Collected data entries
_ _ _ _

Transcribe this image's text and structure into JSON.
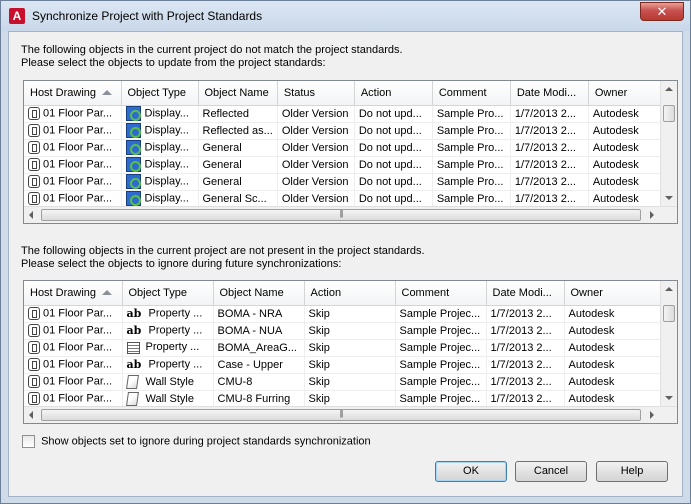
{
  "window": {
    "title": "Synchronize Project with Project Standards",
    "app_icon_letter": "A",
    "close_glyph": "✕"
  },
  "section1": {
    "intro_line1": "The following objects in the current project do not match the project standards.",
    "intro_line2": "Please select the objects to update from the project standards:",
    "columns": [
      "Host Drawing",
      "Object Type",
      "Object Name",
      "Status",
      "Action",
      "Comment",
      "Date Modi...",
      "Owner"
    ],
    "rows": [
      {
        "host": "01 Floor Par...",
        "type": "Display...",
        "name": "Reflected",
        "status": "Older Version",
        "action": "Do not upd...",
        "comment": "Sample Pro...",
        "date": "1/7/2013 2...",
        "owner": "Autodesk"
      },
      {
        "host": "01 Floor Par...",
        "type": "Display...",
        "name": "Reflected as...",
        "status": "Older Version",
        "action": "Do not upd...",
        "comment": "Sample Pro...",
        "date": "1/7/2013 2...",
        "owner": "Autodesk"
      },
      {
        "host": "01 Floor Par...",
        "type": "Display...",
        "name": "General",
        "status": "Older Version",
        "action": "Do not upd...",
        "comment": "Sample Pro...",
        "date": "1/7/2013 2...",
        "owner": "Autodesk"
      },
      {
        "host": "01 Floor Par...",
        "type": "Display...",
        "name": "General",
        "status": "Older Version",
        "action": "Do not upd...",
        "comment": "Sample Pro...",
        "date": "1/7/2013 2...",
        "owner": "Autodesk"
      },
      {
        "host": "01 Floor Par...",
        "type": "Display...",
        "name": "General",
        "status": "Older Version",
        "action": "Do not upd...",
        "comment": "Sample Pro...",
        "date": "1/7/2013 2...",
        "owner": "Autodesk"
      },
      {
        "host": "01 Floor Par...",
        "type": "Display...",
        "name": "General Sc...",
        "status": "Older Version",
        "action": "Do not upd...",
        "comment": "Sample Pro...",
        "date": "1/7/2013 2...",
        "owner": "Autodesk"
      }
    ]
  },
  "section2": {
    "intro_line1": "The following objects in the current project are not present in the project standards.",
    "intro_line2": "Please select the objects to ignore during future synchronizations:",
    "columns": [
      "Host Drawing",
      "Object Type",
      "Object Name",
      "Action",
      "Comment",
      "Date Modi...",
      "Owner"
    ],
    "rows": [
      {
        "host": "01 Floor Par...",
        "icon": "ab-icon",
        "type": "Property ...",
        "name": "BOMA - NRA",
        "action": "Skip",
        "comment": "Sample Projec...",
        "date": "1/7/2013 2...",
        "owner": "Autodesk"
      },
      {
        "host": "01 Floor Par...",
        "icon": "ab-icon",
        "type": "Property ...",
        "name": "BOMA - NUA",
        "action": "Skip",
        "comment": "Sample Projec...",
        "date": "1/7/2013 2...",
        "owner": "Autodesk"
      },
      {
        "host": "01 Floor Par...",
        "icon": "table-icon",
        "type": "Property ...",
        "name": "BOMA_AreaG...",
        "action": "Skip",
        "comment": "Sample Projec...",
        "date": "1/7/2013 2...",
        "owner": "Autodesk"
      },
      {
        "host": "01 Floor Par...",
        "icon": "ab-icon",
        "type": "Property ...",
        "name": "Case - Upper",
        "action": "Skip",
        "comment": "Sample Projec...",
        "date": "1/7/2013 2...",
        "owner": "Autodesk"
      },
      {
        "host": "01 Floor Par...",
        "icon": "wall-style-icon",
        "type": "Wall Style",
        "name": "CMU-8",
        "action": "Skip",
        "comment": "Sample Projec...",
        "date": "1/7/2013 2...",
        "owner": "Autodesk"
      },
      {
        "host": "01 Floor Par...",
        "icon": "wall-style-icon",
        "type": "Wall Style",
        "name": "CMU-8 Furring",
        "action": "Skip",
        "comment": "Sample Projec...",
        "date": "1/7/2013 2...",
        "owner": "Autodesk"
      }
    ]
  },
  "checkbox_label": "Show objects set to ignore during project standards synchronization",
  "buttons": {
    "ok": "OK",
    "cancel": "Cancel",
    "help": "Help"
  }
}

_ _ _ _

Write the entries above out in full, exactly, with no images.

Transcribe this image's text and structure into JSON.
{
  "window": {
    "title": "Synchronize Project with Project Standards",
    "app_icon_letter": "A",
    "close_glyph": "✕"
  },
  "section1": {
    "intro_line1": "The following objects in the current project do not match the project standards.",
    "intro_line2": "Please select the objects to update from the project standards:",
    "columns": [
      "Host Drawing",
      "Object Type",
      "Object Name",
      "Status",
      "Action",
      "Comment",
      "Date Modi...",
      "Owner"
    ],
    "rows": [
      {
        "host": "01 Floor Par...",
        "type": "Display...",
        "name": "Reflected",
        "status": "Older Version",
        "action": "Do not upd...",
        "comment": "Sample Pro...",
        "date": "1/7/2013 2...",
        "owner": "Autodesk"
      },
      {
        "host": "01 Floor Par...",
        "type": "Display...",
        "name": "Reflected as...",
        "status": "Older Version",
        "action": "Do not upd...",
        "comment": "Sample Pro...",
        "date": "1/7/2013 2...",
        "owner": "Autodesk"
      },
      {
        "host": "01 Floor Par...",
        "type": "Display...",
        "name": "General",
        "status": "Older Version",
        "action": "Do not upd...",
        "comment": "Sample Pro...",
        "date": "1/7/2013 2...",
        "owner": "Autodesk"
      },
      {
        "host": "01 Floor Par...",
        "type": "Display...",
        "name": "General",
        "status": "Older Version",
        "action": "Do not upd...",
        "comment": "Sample Pro...",
        "date": "1/7/2013 2...",
        "owner": "Autodesk"
      },
      {
        "host": "01 Floor Par...",
        "type": "Display...",
        "name": "General",
        "status": "Older Version",
        "action": "Do not upd...",
        "comment": "Sample Pro...",
        "date": "1/7/2013 2...",
        "owner": "Autodesk"
      },
      {
        "host": "01 Floor Par...",
        "type": "Display...",
        "name": "General Sc...",
        "status": "Older Version",
        "action": "Do not upd...",
        "comment": "Sample Pro...",
        "date": "1/7/2013 2...",
        "owner": "Autodesk"
      }
    ]
  },
  "section2": {
    "intro_line1": "The following objects in the current project are not present in the project standards.",
    "intro_line2": "Please select the objects to ignore during future synchronizations:",
    "columns": [
      "Host Drawing",
      "Object Type",
      "Object Name",
      "Action",
      "Comment",
      "Date Modi...",
      "Owner"
    ],
    "rows": [
      {
        "host": "01 Floor Par...",
        "icon": "ab-icon",
        "type": "Property ...",
        "name": "BOMA - NRA",
        "action": "Skip",
        "comment": "Sample Projec...",
        "date": "1/7/2013 2...",
        "owner": "Autodesk"
      },
      {
        "host": "01 Floor Par...",
        "icon": "ab-icon",
        "type": "Property ...",
        "name": "BOMA - NUA",
        "action": "Skip",
        "comment": "Sample Projec...",
        "date": "1/7/2013 2...",
        "owner": "Autodesk"
      },
      {
        "host": "01 Floor Par...",
        "icon": "table-icon",
        "type": "Property ...",
        "name": "BOMA_AreaG...",
        "action": "Skip",
        "comment": "Sample Projec...",
        "date": "1/7/2013 2...",
        "owner": "Autodesk"
      },
      {
        "host": "01 Floor Par...",
        "icon": "ab-icon",
        "type": "Property ...",
        "name": "Case - Upper",
        "action": "Skip",
        "comment": "Sample Projec...",
        "date": "1/7/2013 2...",
        "owner": "Autodesk"
      },
      {
        "host": "01 Floor Par...",
        "icon": "wall-style-icon",
        "type": "Wall Style",
        "name": "CMU-8",
        "action": "Skip",
        "comment": "Sample Projec...",
        "date": "1/7/2013 2...",
        "owner": "Autodesk"
      },
      {
        "host": "01 Floor Par...",
        "icon": "wall-style-icon",
        "type": "Wall Style",
        "name": "CMU-8 Furring",
        "action": "Skip",
        "comment": "Sample Projec...",
        "date": "1/7/2013 2...",
        "owner": "Autodesk"
      }
    ]
  },
  "checkbox_label": "Show objects set to ignore during project standards synchronization",
  "buttons": {
    "ok": "OK",
    "cancel": "Cancel",
    "help": "Help"
  }
}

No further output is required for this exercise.